>> begin

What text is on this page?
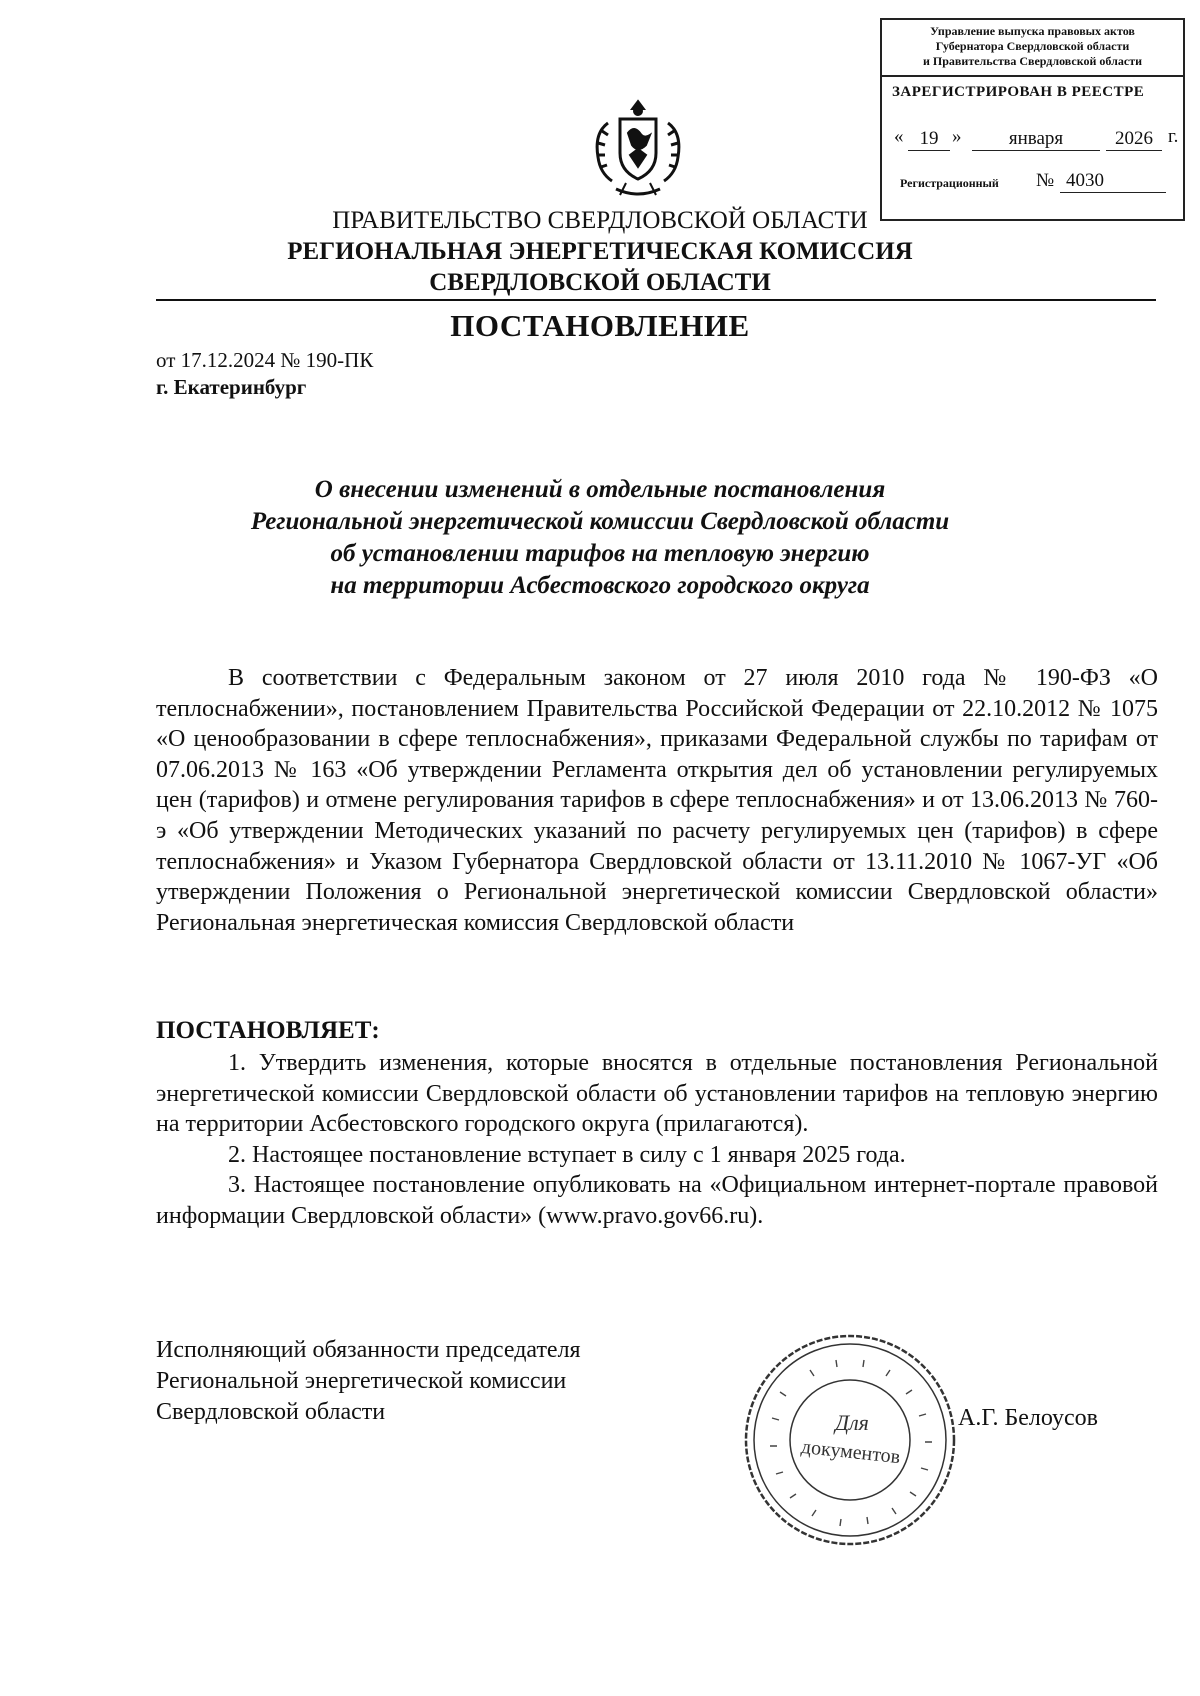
Управление выпуска правовых актов
Губернатора Свердловской области
и Правительства Свердловской области
ЗАРЕГИСТРИРОВАН В РЕЕСТРЕ
« 19 »	января	2026 г.
Регистрационный № 4030
ПРАВИТЕЛЬСТВО СВЕРДЛОВСКОЙ ОБЛАСТИ
РЕГИОНАЛЬНАЯ ЭНЕРГЕТИЧЕСКАЯ КОМИССИЯ
СВЕРДЛОВСКОЙ ОБЛАСТИ
ПОСТАНОВЛЕНИЕ
от 17.12.2024 № 190-ПК
г. Екатеринбург
О внесении изменений в отдельные постановления
Региональной энергетической комиссии Свердловской области
об установлении тарифов на тепловую энергию
на территории Асбестовского городского округа
В соответствии с Федеральным законом от 27 июля 2010 года № 190-ФЗ «О теплоснабжении», постановлением Правительства Российской Федерации от 22.10.2012 № 1075 «О ценообразовании в сфере теплоснабжения», приказами Федеральной службы по тарифам от 07.06.2013 № 163 «Об утверждении Регламента открытия дел об установлении регулируемых цен (тарифов) и отмене регулирования тарифов в сфере теплоснабжения» и от 13.06.2013 № 760-э «Об утверждении Методических указаний по расчету регулируемых цен (тарифов) в сфере теплоснабжения» и Указом Губернатора Свердловской области от 13.11.2010 № 1067-УГ «Об утверждении Положения о Региональной энергетической комиссии Свердловской области» Региональная энергетическая комиссия Свердловской области
ПОСТАНОВЛЯЕТ:
1. Утвердить изменения, которые вносятся в отдельные постановления Региональной энергетической комиссии Свердловской области об установлении тарифов на тепловую энергию на территории Асбестовского городского округа (прилагаются).
2. Настоящее постановление вступает в силу с 1 января 2025 года.
3. Настоящее постановление опубликовать на «Официальном интернет-портале правовой информации Свердловской области» (www.pravo.gov66.ru).
Исполняющий обязанности председателя
Региональной энергетической комиссии
Свердловской области	Для
документов
А.Г. Белоусов
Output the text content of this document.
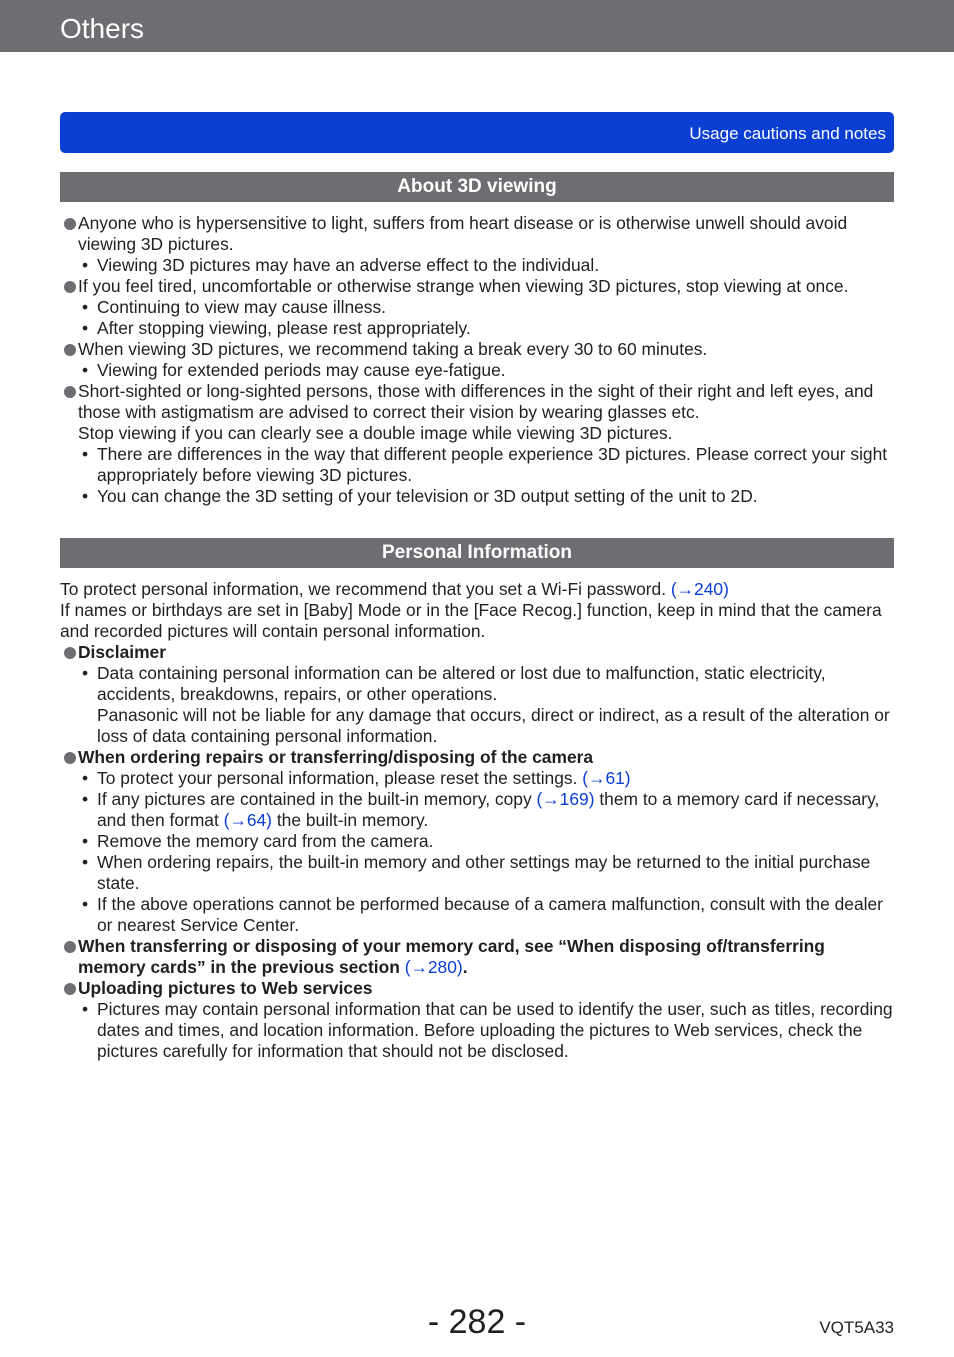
Others
Usage cautions and notes
About 3D viewing
Anyone who is hypersensitive to light, suffers from heart disease or is otherwise unwell should avoid viewing 3D pictures.
• Viewing 3D pictures may have an adverse effect to the individual.
If you feel tired, uncomfortable or otherwise strange when viewing 3D pictures, stop viewing at once.
• Continuing to view may cause illness.
• After stopping viewing, please rest appropriately.
When viewing 3D pictures, we recommend taking a break every 30 to 60 minutes.
• Viewing for extended periods may cause eye-fatigue.
Short-sighted or long-sighted persons, those with differences in the sight of their right and left eyes, and those with astigmatism are advised to correct their vision by wearing glasses etc.
Stop viewing if you can clearly see a double image while viewing 3D pictures.
• There are differences in the way that different people experience 3D pictures. Please correct your sight appropriately before viewing 3D pictures.
• You can change the 3D setting of your television or 3D output setting of the unit to 2D.
Personal Information
To protect personal information, we recommend that you set a Wi-Fi password. (→240)
If names or birthdays are set in [Baby] Mode or in the [Face Recog.] function, keep in mind that the camera and recorded pictures will contain personal information.
Disclaimer
• Data containing personal information can be altered or lost due to malfunction, static electricity, accidents, breakdowns, repairs, or other operations.
Panasonic will not be liable for any damage that occurs, direct or indirect, as a result of the alteration or loss of data containing personal information.
When ordering repairs or transferring/disposing of the camera
• To protect your personal information, please reset the settings. (→61)
• If any pictures are contained in the built-in memory, copy (→169) them to a memory card if necessary, and then format (→64) the built-in memory.
• Remove the memory card from the camera.
• When ordering repairs, the built-in memory and other settings may be returned to the initial purchase state.
• If the above operations cannot be performed because of a camera malfunction, consult with the dealer or nearest Service Center.
When transferring or disposing of your memory card, see “When disposing of/transferring memory cards” in the previous section (→280).
Uploading pictures to Web services
• Pictures may contain personal information that can be used to identify the user, such as titles, recording dates and times, and location information. Before uploading the pictures to Web services, check the pictures carefully for information that should not be disclosed.
- 282 -	VQT5A33
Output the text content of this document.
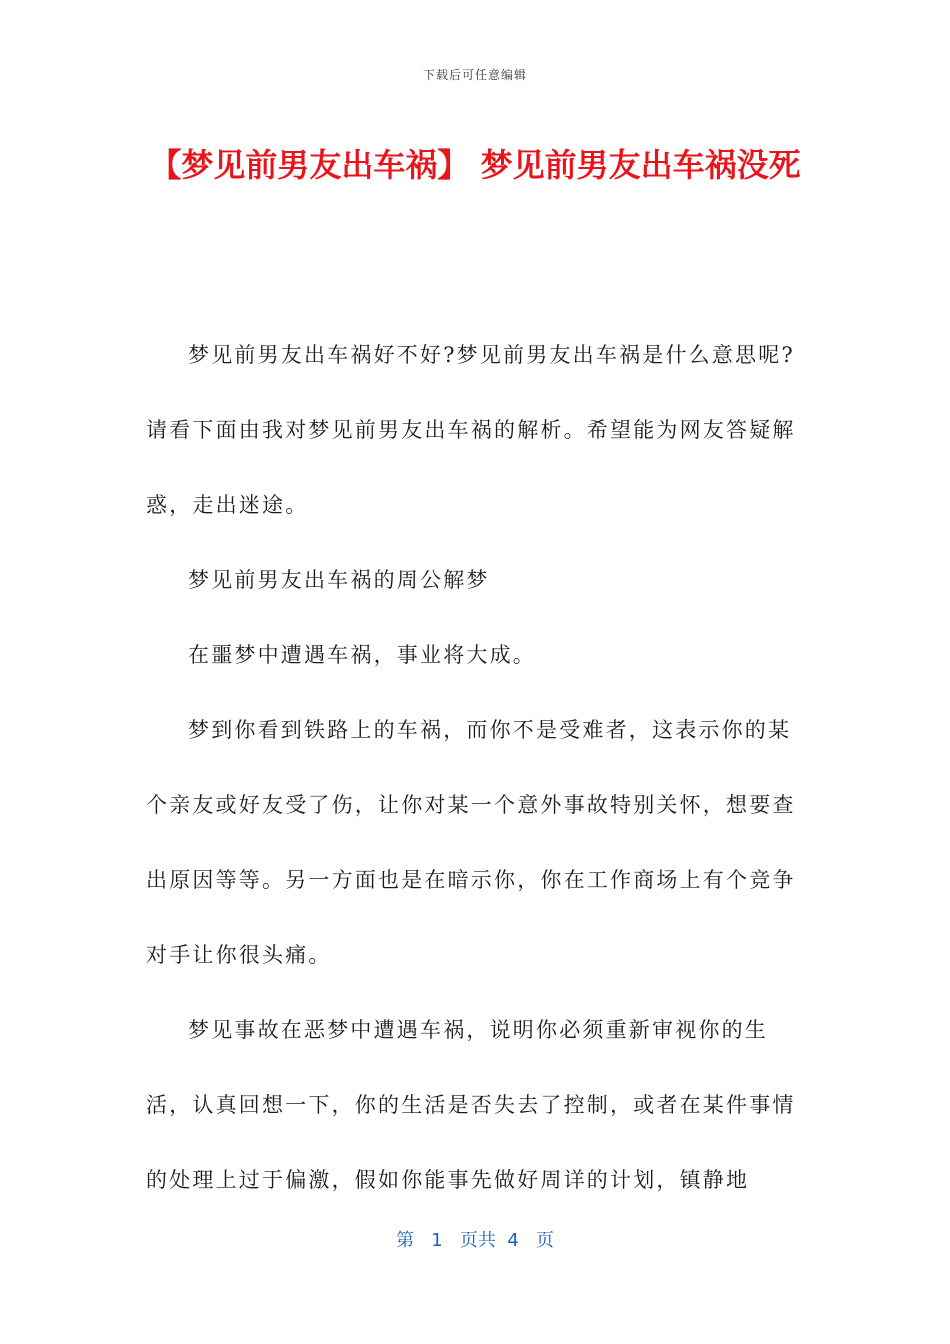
下载后可任意编辑
【梦见前男友出车祸】 梦见前男友出车祸没死

梦见前男友出车祸好不好?梦见前男友出车祸是什么意思呢?请看下面由我对梦见前男友出车祸的解析。希望能为网友答疑解惑，走出迷途。

梦见前男友出车祸的周公解梦

在噩梦中遭遇车祸，事业将大成。

梦到你看到铁路上的车祸，而你不是受难者，这表示你的某个亲友或好友受了伤，让你对某一个意外事故特别关怀，想要查出原因等等。另一方面也是在暗示你，你在工作商场上有个竞争对手让你很头痛。

梦见事故在恶梦中遭遇车祸，说明你必须重新审视你的生活，认真回想一下，你的生活是否失去了控制，或者在某件事情的处理上过于偏激，假如你能事先做好周详的计划，镇静地

第 1 页共 4 页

>> end

- [EXERCISE BRIEF]: Set down the complete material exactly, but do not include the images.

- [RESPONSE FOR THIS EXERCISE]:
What text is on this page?
Управление выпуска правовых актов
Губернатора Свердловской области
и Правительства Свердловской области
ЗАРЕГИСТРИРОВАН В РЕЕСТРЕ
« 19 »	января	2026 г.
Регистрационный № 4030
ПРАВИТЕЛЬСТВО СВЕРДЛОВСКОЙ ОБЛАСТИ
РЕГИОНАЛЬНАЯ ЭНЕРГЕТИЧЕСКАЯ КОМИССИЯ
СВЕРДЛОВСКОЙ ОБЛАСТИ
ПОСТАНОВЛЕНИЕ
от 17.12.2024 № 190-ПК
г. Екатеринбург
О внесении изменений в отдельные постановления
Региональной энергетической комиссии Свердловской области
об установлении тарифов на тепловую энергию
на территории Асбестовского городского округа
В соответствии с Федеральным законом от 27 июля 2010 года № 190-ФЗ «О теплоснабжении», постановлением Правительства Российской Федерации от 22.10.2012 № 1075 «О ценообразовании в сфере теплоснабжения», приказами Федеральной службы по тарифам от 07.06.2013 № 163 «Об утверждении Регламента открытия дел об установлении регулируемых цен (тарифов) и отмене регулирования тарифов в сфере теплоснабжения» и от 13.06.2013 № 760-э «Об утверждении Методических указаний по расчету регулируемых цен (тарифов) в сфере теплоснабжения» и Указом Губернатора Свердловской области от 13.11.2010 № 1067-УГ «Об утверждении Положения о Региональной энергетической комиссии Свердловской области» Региональная энергетическая комиссия Свердловской области
ПОСТАНОВЛЯЕТ:
1. Утвердить изменения, которые вносятся в отдельные постановления Региональной энергетической комиссии Свердловской области об установлении тарифов на тепловую энергию на территории Асбестовского городского округа (прилагаются).
2. Настоящее постановление вступает в силу с 1 января 2025 года.
3. Настоящее постановление опубликовать на «Официальном интернет-портале правовой информации Свердловской области» (www.pravo.gov66.ru).
Исполняющий обязанности председателя
Региональной энергетической комиссии
Свердловской области	Для
документов
А.Г. Белоусов
Output the text content of this document.
Others
Usage cautions and notes
About 3D viewing
Anyone who is hypersensitive to light, suffers from heart disease or is otherwise unwell should avoid viewing 3D pictures.
• Viewing 3D pictures may have an adverse effect to the individual.
If you feel tired, uncomfortable or otherwise strange when viewing 3D pictures, stop viewing at once.
• Continuing to view may cause illness.
• After stopping viewing, please rest appropriately.
When viewing 3D pictures, we recommend taking a break every 30 to 60 minutes.
• Viewing for extended periods may cause eye-fatigue.
Short-sighted or long-sighted persons, those with differences in the sight of their right and left eyes, and those with astigmatism are advised to correct their vision by wearing glasses etc.
Stop viewing if you can clearly see a double image while viewing 3D pictures.
• There are differences in the way that different people experience 3D pictures. Please correct your sight appropriately before viewing 3D pictures.
• You can change the 3D setting of your television or 3D output setting of the unit to 2D.
Personal Information
To protect personal information, we recommend that you set a Wi-Fi password. (→240)
If names or birthdays are set in [Baby] Mode or in the [Face Recog.] function, keep in mind that the camera and recorded pictures will contain personal information.
Disclaimer
• Data containing personal information can be altered or lost due to malfunction, static electricity, accidents, breakdowns, repairs, or other operations.
Panasonic will not be liable for any damage that occurs, direct or indirect, as a result of the alteration or loss of data containing personal information.
When ordering repairs or transferring/disposing of the camera
• To protect your personal information, please reset the settings. (→61)
• If any pictures are contained in the built-in memory, copy (→169) them to a memory card if necessary, and then format (→64) the built-in memory.
• Remove the memory card from the camera.
• When ordering repairs, the built-in memory and other settings may be returned to the initial purchase state.
• If the above operations cannot be performed because of a camera malfunction, consult with the dealer or nearest Service Center.
When transferring or disposing of your memory card, see “When disposing of/transferring memory cards” in the previous section (→280).
Uploading pictures to Web services
• Pictures may contain personal information that can be used to identify the user, such as titles, recording dates and times, and location information. Before uploading the pictures to Web services, check the pictures carefully for information that should not be disclosed.
- 282 -	VQT5A33
Output the text content of this document.
下载后可任意编辑
【梦见前男友出车祸】 梦见前男友出车祸没死

梦见前男友出车祸好不好?梦见前男友出车祸是什么意思呢?请看下面由我对梦见前男友出车祸的解析。希望能为网友答疑解惑，走出迷途。

梦见前男友出车祸的周公解梦

在噩梦中遭遇车祸，事业将大成。

梦到你看到铁路上的车祸，而你不是受难者，这表示你的某个亲友或好友受了伤，让你对某一个意外事故特别关怀，想要查出原因等等。另一方面也是在暗示你，你在工作商场上有个竞争对手让你很头痛。

梦见事故在恶梦中遭遇车祸，说明你必须重新审视你的生活，认真回想一下，你的生活是否失去了控制，或者在某件事情的处理上过于偏激，假如你能事先做好周详的计划，镇静地

第 1 页共 4 页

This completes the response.